Problem details: The records below must be written out exactly, with every picture left behind.
## BEGIN
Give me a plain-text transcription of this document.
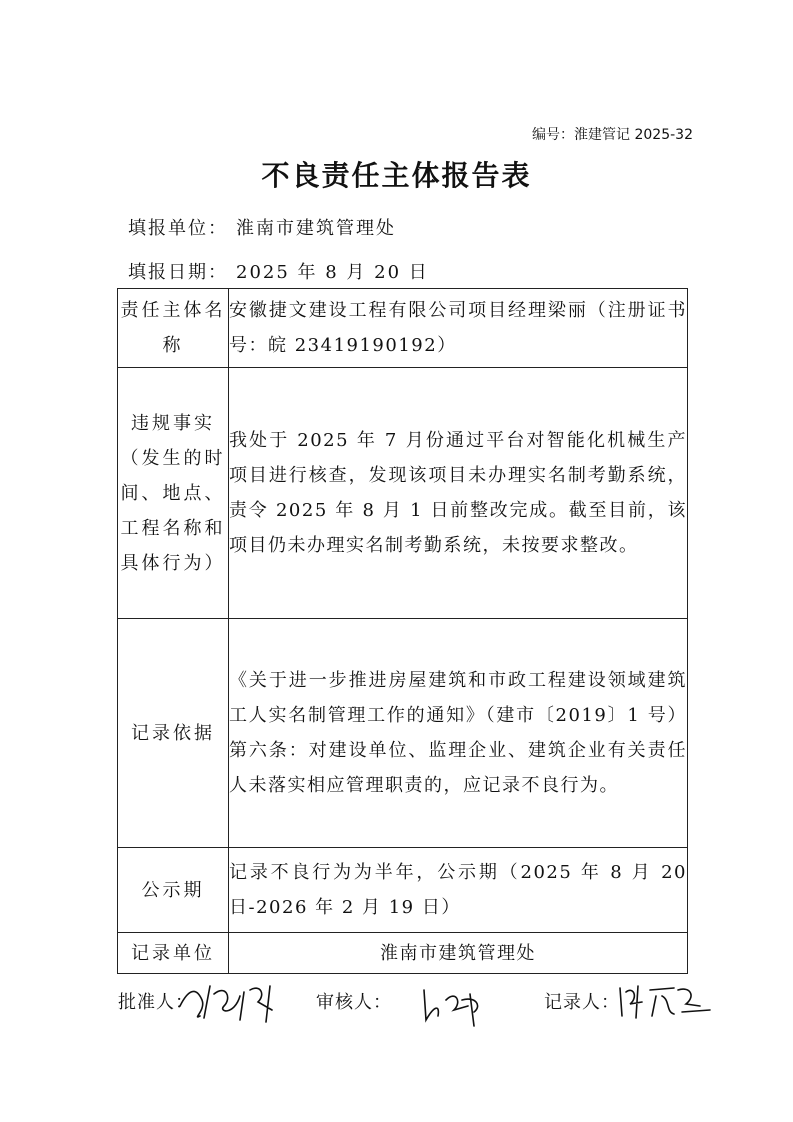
编号：淮建管记 2025-32
不良责任主体报告表
填报单位： 淮南市建筑管理处
填报日期： 2025 年 8 月 20 日
责任主体名称	安徽捷文建设工程有限公司项目经理梁丽（注册证书号：皖 23419190192）
违规事实（发生的时间、地点、工程名称和具体行为）	我处于 2025 年 7 月份通过平台对智能化机械生产项目进行核查，发现该项目未办理实名制考勤系统，责令 2025 年 8 月 1 日前整改完成。截至目前，该项目仍未办理实名制考勤系统，未按要求整改。
记录依据	《关于进一步推进房屋建筑和市政工程建设领域建筑工人实名制管理工作的通知》（建市〔2019〕1 号）第六条：对建设单位、监理企业、建筑企业有关责任人未落实相应管理职责的，应记录不良行为。
公示期	记录不良行为为半年，公示期（2025 年 8 月 20 日-2026 年 2 月 19 日）
记录单位	淮南市建筑管理处
批准人：	审核人：	记录人：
## END
Exercise output:
Give me a plain-text transcription of this document.
编号：淮建管记 2025-32
不良责任主体报告表
填报单位： 淮南市建筑管理处
填报日期： 2025 年 8 月 20 日
责任主体名称	安徽捷文建设工程有限公司项目经理梁丽（注册证书号：皖 23419190192）
违规事实（发生的时间、地点、工程名称和具体行为）	我处于 2025 年 7 月份通过平台对智能化机械生产项目进行核查，发现该项目未办理实名制考勤系统，责令 2025 年 8 月 1 日前整改完成。截至目前，该项目仍未办理实名制考勤系统，未按要求整改。
记录依据	《关于进一步推进房屋建筑和市政工程建设领域建筑工人实名制管理工作的通知》（建市〔2019〕1 号）第六条：对建设单位、监理企业、建筑企业有关责任人未落实相应管理职责的，应记录不良行为。
公示期	记录不良行为为半年，公示期（2025 年 8 月 20 日-2026 年 2 月 19 日）
记录单位	淮南市建筑管理处
批准人：	审核人：	记录人：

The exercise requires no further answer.